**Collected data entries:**
========================================

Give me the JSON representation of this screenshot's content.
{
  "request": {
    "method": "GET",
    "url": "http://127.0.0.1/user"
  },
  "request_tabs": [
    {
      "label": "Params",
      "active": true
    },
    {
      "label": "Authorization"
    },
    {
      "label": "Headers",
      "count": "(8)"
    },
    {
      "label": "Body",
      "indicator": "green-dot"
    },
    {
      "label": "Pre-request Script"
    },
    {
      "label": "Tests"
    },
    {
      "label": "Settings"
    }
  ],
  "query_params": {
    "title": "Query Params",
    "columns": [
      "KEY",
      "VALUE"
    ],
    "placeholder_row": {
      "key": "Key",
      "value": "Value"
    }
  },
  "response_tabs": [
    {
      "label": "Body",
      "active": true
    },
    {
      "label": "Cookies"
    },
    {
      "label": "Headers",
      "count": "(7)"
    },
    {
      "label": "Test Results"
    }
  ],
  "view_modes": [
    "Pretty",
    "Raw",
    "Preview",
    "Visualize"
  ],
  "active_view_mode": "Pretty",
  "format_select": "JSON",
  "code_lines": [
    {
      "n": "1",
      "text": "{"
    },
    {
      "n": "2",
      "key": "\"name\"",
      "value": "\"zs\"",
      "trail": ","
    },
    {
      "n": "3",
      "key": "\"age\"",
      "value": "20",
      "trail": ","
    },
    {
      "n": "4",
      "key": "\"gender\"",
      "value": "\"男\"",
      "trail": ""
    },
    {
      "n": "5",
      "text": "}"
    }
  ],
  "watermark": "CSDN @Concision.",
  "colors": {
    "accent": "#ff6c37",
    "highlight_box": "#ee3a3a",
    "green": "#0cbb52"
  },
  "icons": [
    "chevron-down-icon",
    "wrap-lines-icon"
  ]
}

========================================

**WRITTEN REQUEST:**
Output the entries verbatim.

**WRITTEN RESPONSE:**
Give me the JSON representation of this screenshot's content.
{
  "request": {
    "method": "GET",
    "url": "http://127.0.0.1/user"
  },
  "request_tabs": [
    {
      "label": "Params",
      "active": true
    },
    {
      "label": "Authorization"
    },
    {
      "label": "Headers",
      "count": "(8)"
    },
    {
      "label": "Body",
      "indicator": "green-dot"
    },
    {
      "label": "Pre-request Script"
    },
    {
      "label": "Tests"
    },
    {
      "label": "Settings"
    }
  ],
  "query_params": {
    "title": "Query Params",
    "columns": [
      "KEY",
      "VALUE"
    ],
    "placeholder_row": {
      "key": "Key",
      "value": "Value"
    }
  },
  "response_tabs": [
    {
      "label": "Body",
      "active": true
    },
    {
      "label": "Cookies"
    },
    {
      "label": "Headers",
      "count": "(7)"
    },
    {
      "label": "Test Results"
    }
  ],
  "view_modes": [
    "Pretty",
    "Raw",
    "Preview",
    "Visualize"
  ],
  "active_view_mode": "Pretty",
  "format_select": "JSON",
  "code_lines": [
    {
      "n": "1",
      "text": "{"
    },
    {
      "n": "2",
      "key": "\"name\"",
      "value": "\"zs\"",
      "trail": ","
    },
    {
      "n": "3",
      "key": "\"age\"",
      "value": "20",
      "trail": ","
    },
    {
      "n": "4",
      "key": "\"gender\"",
      "value": "\"男\"",
      "trail": ""
    },
    {
      "n": "5",
      "text": "}"
    }
  ],
  "watermark": "CSDN @Concision.",
  "colors": {
    "accent": "#ff6c37",
    "highlight_box": "#ee3a3a",
    "green": "#0cbb52"
  },
  "icons": [
    "chevron-down-icon",
    "wrap-lines-icon"
  ]
}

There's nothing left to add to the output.